§ Exercise
In the entries below, count every line with the string "link". State the count and nothing else.

§ Entries supplied
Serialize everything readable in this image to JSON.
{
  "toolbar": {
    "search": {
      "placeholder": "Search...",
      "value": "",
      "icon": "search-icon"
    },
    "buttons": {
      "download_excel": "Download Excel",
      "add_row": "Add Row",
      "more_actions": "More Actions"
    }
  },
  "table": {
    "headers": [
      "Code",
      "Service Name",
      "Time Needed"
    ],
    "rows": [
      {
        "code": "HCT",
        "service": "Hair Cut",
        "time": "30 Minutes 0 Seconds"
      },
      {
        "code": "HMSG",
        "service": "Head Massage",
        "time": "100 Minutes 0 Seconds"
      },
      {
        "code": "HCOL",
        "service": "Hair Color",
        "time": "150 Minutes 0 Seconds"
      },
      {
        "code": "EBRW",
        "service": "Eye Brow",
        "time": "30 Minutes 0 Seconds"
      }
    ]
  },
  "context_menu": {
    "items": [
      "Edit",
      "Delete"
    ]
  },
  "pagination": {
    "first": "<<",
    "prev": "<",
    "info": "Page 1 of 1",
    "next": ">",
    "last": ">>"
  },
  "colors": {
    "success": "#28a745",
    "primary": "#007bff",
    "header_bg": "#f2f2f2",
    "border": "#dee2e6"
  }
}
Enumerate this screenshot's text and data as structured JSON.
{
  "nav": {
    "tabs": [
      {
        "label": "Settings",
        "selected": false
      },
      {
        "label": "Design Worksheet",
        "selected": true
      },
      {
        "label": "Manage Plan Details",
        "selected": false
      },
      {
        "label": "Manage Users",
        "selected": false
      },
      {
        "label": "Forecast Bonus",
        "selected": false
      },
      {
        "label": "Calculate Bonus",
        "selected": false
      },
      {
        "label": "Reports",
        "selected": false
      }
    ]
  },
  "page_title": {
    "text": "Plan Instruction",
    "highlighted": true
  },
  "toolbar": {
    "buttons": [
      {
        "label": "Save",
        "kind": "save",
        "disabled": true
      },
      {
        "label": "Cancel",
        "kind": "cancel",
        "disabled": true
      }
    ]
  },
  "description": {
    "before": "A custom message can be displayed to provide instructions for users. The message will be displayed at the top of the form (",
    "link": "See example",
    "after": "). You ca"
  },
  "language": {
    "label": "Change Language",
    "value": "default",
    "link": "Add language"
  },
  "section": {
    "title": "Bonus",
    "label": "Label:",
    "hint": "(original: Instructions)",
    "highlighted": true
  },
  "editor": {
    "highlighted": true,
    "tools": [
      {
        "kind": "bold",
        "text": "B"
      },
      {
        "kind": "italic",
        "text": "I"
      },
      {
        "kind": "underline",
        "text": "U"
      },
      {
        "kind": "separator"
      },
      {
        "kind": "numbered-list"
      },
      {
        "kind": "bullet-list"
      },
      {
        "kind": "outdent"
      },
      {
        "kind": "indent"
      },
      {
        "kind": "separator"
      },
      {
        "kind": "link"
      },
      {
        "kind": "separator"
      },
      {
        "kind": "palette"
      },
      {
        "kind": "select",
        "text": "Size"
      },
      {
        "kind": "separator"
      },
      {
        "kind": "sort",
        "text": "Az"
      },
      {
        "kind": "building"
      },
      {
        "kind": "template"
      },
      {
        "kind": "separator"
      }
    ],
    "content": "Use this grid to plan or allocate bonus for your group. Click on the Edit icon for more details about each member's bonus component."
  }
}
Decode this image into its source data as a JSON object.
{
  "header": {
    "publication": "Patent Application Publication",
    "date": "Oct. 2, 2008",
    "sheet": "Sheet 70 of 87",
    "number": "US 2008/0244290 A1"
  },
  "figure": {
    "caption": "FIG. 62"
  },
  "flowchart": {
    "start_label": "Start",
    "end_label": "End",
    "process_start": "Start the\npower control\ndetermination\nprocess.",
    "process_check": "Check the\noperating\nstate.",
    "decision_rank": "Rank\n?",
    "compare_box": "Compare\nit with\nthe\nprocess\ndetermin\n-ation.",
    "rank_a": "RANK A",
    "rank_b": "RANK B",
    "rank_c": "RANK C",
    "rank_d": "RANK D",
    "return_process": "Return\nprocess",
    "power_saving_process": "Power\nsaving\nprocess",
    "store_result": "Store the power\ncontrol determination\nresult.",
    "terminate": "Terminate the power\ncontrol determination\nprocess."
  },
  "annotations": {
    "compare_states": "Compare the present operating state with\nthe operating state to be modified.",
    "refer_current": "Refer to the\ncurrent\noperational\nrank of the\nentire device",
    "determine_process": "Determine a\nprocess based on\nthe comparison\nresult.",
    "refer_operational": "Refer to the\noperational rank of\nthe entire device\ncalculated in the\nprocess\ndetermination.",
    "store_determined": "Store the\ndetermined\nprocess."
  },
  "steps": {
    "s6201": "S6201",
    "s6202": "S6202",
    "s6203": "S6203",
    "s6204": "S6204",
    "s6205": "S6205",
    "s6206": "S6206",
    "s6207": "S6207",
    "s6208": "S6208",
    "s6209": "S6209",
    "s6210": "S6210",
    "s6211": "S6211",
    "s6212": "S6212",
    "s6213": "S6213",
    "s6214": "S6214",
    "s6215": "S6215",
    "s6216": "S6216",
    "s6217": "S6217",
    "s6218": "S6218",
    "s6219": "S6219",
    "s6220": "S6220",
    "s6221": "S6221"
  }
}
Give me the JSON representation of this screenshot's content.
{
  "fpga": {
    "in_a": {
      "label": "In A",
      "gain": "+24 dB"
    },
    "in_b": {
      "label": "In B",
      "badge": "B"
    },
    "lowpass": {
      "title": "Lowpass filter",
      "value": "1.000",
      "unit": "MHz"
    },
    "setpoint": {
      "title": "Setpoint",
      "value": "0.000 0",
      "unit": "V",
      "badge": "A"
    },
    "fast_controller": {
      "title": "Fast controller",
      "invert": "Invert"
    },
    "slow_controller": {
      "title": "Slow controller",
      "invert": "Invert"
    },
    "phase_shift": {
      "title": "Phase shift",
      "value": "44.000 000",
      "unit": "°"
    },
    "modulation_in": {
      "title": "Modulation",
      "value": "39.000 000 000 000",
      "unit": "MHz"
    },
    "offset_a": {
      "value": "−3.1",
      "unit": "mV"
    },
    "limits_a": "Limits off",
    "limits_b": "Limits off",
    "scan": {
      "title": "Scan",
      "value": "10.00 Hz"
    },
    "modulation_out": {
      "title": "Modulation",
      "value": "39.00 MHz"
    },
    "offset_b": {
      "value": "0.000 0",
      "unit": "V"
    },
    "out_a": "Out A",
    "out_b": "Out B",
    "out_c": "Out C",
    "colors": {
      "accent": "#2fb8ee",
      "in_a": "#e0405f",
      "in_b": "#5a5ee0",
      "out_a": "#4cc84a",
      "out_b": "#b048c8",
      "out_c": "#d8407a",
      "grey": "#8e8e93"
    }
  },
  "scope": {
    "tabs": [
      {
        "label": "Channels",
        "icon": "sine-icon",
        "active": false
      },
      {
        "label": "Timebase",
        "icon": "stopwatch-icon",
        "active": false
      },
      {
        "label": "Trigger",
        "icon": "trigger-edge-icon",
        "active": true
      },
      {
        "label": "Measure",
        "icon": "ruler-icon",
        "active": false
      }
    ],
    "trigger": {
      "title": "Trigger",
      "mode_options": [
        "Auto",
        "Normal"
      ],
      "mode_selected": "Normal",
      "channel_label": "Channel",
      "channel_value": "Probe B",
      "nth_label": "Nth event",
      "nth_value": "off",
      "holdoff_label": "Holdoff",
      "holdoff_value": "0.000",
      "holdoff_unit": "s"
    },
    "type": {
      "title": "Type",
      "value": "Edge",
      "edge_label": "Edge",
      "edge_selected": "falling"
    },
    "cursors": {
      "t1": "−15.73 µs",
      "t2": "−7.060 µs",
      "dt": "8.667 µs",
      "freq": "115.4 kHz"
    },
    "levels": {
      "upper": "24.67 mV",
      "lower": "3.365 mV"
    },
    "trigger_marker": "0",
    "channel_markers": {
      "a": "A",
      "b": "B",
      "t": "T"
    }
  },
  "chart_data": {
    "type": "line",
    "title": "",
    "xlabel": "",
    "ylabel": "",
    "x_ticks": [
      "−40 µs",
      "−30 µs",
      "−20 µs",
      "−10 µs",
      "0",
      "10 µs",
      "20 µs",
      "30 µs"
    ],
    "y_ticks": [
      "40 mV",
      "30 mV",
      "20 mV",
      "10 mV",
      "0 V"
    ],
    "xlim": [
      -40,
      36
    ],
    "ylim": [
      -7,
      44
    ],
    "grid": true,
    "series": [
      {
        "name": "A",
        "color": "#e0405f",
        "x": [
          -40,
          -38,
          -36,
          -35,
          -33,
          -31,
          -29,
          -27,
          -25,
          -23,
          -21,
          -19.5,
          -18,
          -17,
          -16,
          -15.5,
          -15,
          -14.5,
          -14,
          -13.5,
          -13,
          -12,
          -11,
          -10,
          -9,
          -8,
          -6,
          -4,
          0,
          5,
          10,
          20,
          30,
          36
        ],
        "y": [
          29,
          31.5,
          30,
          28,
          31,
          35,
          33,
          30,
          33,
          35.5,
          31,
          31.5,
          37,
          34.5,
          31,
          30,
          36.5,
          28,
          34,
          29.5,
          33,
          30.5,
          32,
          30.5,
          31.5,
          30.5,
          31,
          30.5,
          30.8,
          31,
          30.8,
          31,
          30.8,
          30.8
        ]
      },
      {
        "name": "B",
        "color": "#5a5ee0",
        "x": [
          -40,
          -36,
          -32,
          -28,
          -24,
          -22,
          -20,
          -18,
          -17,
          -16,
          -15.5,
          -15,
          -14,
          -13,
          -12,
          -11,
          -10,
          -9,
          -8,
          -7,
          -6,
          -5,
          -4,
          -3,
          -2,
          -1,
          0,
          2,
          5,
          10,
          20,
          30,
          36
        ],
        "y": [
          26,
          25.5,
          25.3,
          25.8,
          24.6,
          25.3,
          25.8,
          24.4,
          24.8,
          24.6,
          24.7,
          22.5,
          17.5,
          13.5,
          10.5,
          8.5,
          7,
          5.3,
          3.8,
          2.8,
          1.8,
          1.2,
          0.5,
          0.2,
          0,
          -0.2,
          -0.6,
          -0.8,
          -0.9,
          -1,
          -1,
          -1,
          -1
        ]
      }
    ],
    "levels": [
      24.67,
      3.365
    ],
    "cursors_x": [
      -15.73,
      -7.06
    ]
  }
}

§ Worked answer
3